• _Job_: Pull out from the material below all lines with "this".

──────── Stored records ────────

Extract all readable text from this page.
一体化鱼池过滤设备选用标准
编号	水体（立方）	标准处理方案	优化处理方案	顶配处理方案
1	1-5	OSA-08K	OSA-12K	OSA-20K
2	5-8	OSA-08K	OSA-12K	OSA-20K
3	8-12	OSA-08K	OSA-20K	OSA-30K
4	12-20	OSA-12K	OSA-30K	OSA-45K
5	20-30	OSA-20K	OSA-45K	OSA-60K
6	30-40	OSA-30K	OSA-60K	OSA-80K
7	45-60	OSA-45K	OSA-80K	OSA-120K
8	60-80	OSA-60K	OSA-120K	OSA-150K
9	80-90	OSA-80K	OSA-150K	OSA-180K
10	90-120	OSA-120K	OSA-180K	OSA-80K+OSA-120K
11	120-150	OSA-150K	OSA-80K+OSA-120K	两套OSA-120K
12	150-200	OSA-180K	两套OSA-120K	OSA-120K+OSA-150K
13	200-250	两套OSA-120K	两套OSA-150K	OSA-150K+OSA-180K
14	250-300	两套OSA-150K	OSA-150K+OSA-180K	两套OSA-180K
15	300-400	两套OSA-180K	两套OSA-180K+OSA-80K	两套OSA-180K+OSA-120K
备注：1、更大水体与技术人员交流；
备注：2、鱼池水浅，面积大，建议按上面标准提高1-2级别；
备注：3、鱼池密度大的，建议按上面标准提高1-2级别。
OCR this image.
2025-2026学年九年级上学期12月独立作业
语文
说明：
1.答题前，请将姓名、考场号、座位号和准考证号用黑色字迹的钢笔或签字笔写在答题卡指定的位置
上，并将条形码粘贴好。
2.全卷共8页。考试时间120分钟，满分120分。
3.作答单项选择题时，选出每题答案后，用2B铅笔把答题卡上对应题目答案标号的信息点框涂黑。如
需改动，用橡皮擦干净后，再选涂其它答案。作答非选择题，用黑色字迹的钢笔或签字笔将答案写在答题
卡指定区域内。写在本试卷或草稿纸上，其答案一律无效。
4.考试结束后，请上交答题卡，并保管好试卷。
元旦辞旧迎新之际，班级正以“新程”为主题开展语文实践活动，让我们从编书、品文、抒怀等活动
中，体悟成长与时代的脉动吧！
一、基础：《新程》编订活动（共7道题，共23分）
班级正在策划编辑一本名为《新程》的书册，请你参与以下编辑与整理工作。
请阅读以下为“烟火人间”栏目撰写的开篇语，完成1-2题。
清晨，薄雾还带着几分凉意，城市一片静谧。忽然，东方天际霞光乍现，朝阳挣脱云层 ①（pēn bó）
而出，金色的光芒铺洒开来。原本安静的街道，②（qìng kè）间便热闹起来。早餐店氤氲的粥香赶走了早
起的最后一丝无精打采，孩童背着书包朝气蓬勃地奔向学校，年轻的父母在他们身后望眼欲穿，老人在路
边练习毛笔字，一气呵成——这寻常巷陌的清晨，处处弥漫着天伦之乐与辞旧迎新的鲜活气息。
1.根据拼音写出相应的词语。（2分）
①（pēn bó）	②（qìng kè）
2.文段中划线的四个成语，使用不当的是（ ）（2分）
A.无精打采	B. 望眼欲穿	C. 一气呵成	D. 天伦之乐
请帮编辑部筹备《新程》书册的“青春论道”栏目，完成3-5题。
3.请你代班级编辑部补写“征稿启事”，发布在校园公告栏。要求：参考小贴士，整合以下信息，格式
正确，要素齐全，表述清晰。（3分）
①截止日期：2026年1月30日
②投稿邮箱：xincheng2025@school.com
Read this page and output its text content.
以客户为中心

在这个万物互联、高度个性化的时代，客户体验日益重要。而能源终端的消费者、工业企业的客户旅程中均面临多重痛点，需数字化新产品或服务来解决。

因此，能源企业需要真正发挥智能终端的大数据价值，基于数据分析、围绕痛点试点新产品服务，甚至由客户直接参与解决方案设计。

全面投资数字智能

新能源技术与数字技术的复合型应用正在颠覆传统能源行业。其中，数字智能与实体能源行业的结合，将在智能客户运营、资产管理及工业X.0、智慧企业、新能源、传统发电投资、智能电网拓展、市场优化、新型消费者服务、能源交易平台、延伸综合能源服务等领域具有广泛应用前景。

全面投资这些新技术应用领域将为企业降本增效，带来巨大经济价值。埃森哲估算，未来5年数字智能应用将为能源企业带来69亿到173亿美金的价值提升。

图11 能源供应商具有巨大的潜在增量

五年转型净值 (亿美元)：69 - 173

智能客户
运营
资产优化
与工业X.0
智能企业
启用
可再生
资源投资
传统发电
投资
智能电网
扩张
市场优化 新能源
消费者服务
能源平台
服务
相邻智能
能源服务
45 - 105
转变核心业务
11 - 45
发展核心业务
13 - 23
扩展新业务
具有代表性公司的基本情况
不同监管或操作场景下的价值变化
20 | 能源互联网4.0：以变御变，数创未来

────────

• _Output of the exercise_:
Extract all readable text from this page.
OCR this image.
Read this page and output its text content.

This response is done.